Exercise requirements:
Tally the lines that contain "Comex" and report the total alone.

### Records provided

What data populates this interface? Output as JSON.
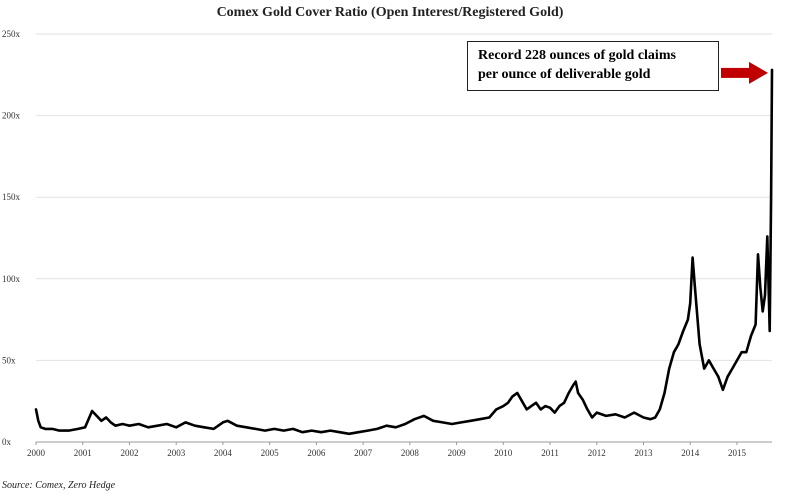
{
  "chart_data": {
    "type": "line",
    "title": "Comex Gold Cover Ratio (Open Interest/Registered Gold)",
    "xlabel": "",
    "ylabel": "",
    "xlim": [
      2000,
      2015.75
    ],
    "ylim": [
      0,
      250
    ],
    "x_ticks": [
      "2000",
      "2001",
      "2002",
      "2003",
      "2004",
      "2005",
      "2006",
      "2007",
      "2008",
      "2009",
      "2010",
      "2011",
      "2012",
      "2013",
      "2014",
      "2015"
    ],
    "y_ticks": [
      "0x",
      "50x",
      "100x",
      "150x",
      "200x",
      "250x"
    ],
    "grid": "horizontal",
    "series": [
      {
        "x": [
          2000.0,
          2000.05,
          2000.1,
          2000.2,
          2000.35,
          2000.5,
          2000.7,
          2000.9,
          2001.05,
          2001.2,
          2001.3,
          2001.4,
          2001.5,
          2001.6,
          2001.7,
          2001.85,
          2002.0,
          2002.2,
          2002.4,
          2002.6,
          2002.8,
          2003.0,
          2003.2,
          2003.4,
          2003.6,
          2003.8,
          2004.0,
          2004.1,
          2004.3,
          2004.5,
          2004.7,
          2004.9,
          2005.1,
          2005.3,
          2005.5,
          2005.7,
          2005.9,
          2006.1,
          2006.3,
          2006.5,
          2006.7,
          2006.9,
          2007.1,
          2007.3,
          2007.5,
          2007.7,
          2007.9,
          2008.1,
          2008.3,
          2008.5,
          2008.7,
          2008.9,
          2009.1,
          2009.3,
          2009.5,
          2009.7,
          2009.85,
          2010.0,
          2010.1,
          2010.2,
          2010.3,
          2010.4,
          2010.5,
          2010.6,
          2010.7,
          2010.8,
          2010.9,
          2011.0,
          2011.1,
          2011.2,
          2011.3,
          2011.4,
          2011.5,
          2011.55,
          2011.6,
          2011.7,
          2011.8,
          2011.9,
          2012.0,
          2012.2,
          2012.4,
          2012.6,
          2012.8,
          2013.0,
          2013.15,
          2013.25,
          2013.35,
          2013.45,
          2013.55,
          2013.65,
          2013.75,
          2013.85,
          2013.95,
          2014.0,
          2014.05,
          2014.1,
          2014.2,
          2014.3,
          2014.4,
          2014.5,
          2014.6,
          2014.7,
          2014.8,
          2014.9,
          2015.0,
          2015.1,
          2015.2,
          2015.3,
          2015.4,
          2015.45,
          2015.5,
          2015.55,
          2015.6,
          2015.65,
          2015.7,
          2015.73,
          2015.75
        ],
        "values": [
          20,
          13,
          9,
          8,
          8,
          7,
          7,
          8,
          9,
          19,
          16,
          13,
          15,
          12,
          10,
          11,
          10,
          11,
          9,
          10,
          11,
          9,
          12,
          10,
          9,
          8,
          12,
          13,
          10,
          9,
          8,
          7,
          8,
          7,
          8,
          6,
          7,
          6,
          7,
          6,
          5,
          6,
          7,
          8,
          10,
          9,
          11,
          14,
          16,
          13,
          12,
          11,
          12,
          13,
          14,
          15,
          20,
          22,
          24,
          28,
          30,
          25,
          20,
          22,
          24,
          20,
          22,
          21,
          18,
          22,
          24,
          30,
          35,
          37,
          30,
          26,
          20,
          15,
          18,
          16,
          17,
          15,
          18,
          15,
          14,
          15,
          20,
          30,
          45,
          55,
          60,
          68,
          75,
          85,
          113,
          95,
          60,
          45,
          50,
          45,
          40,
          32,
          40,
          45,
          50,
          55,
          55,
          65,
          72,
          115,
          95,
          80,
          90,
          126,
          68,
          150,
          228
        ]
      }
    ],
    "annotation": {
      "line1": "Record 228 ounces of gold claims",
      "line2": "per ounce of deliverable gold",
      "arrow_color": "#c00000"
    },
    "source": "Source: Comex, Zero Hedge"
  }
}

######

Final result:
2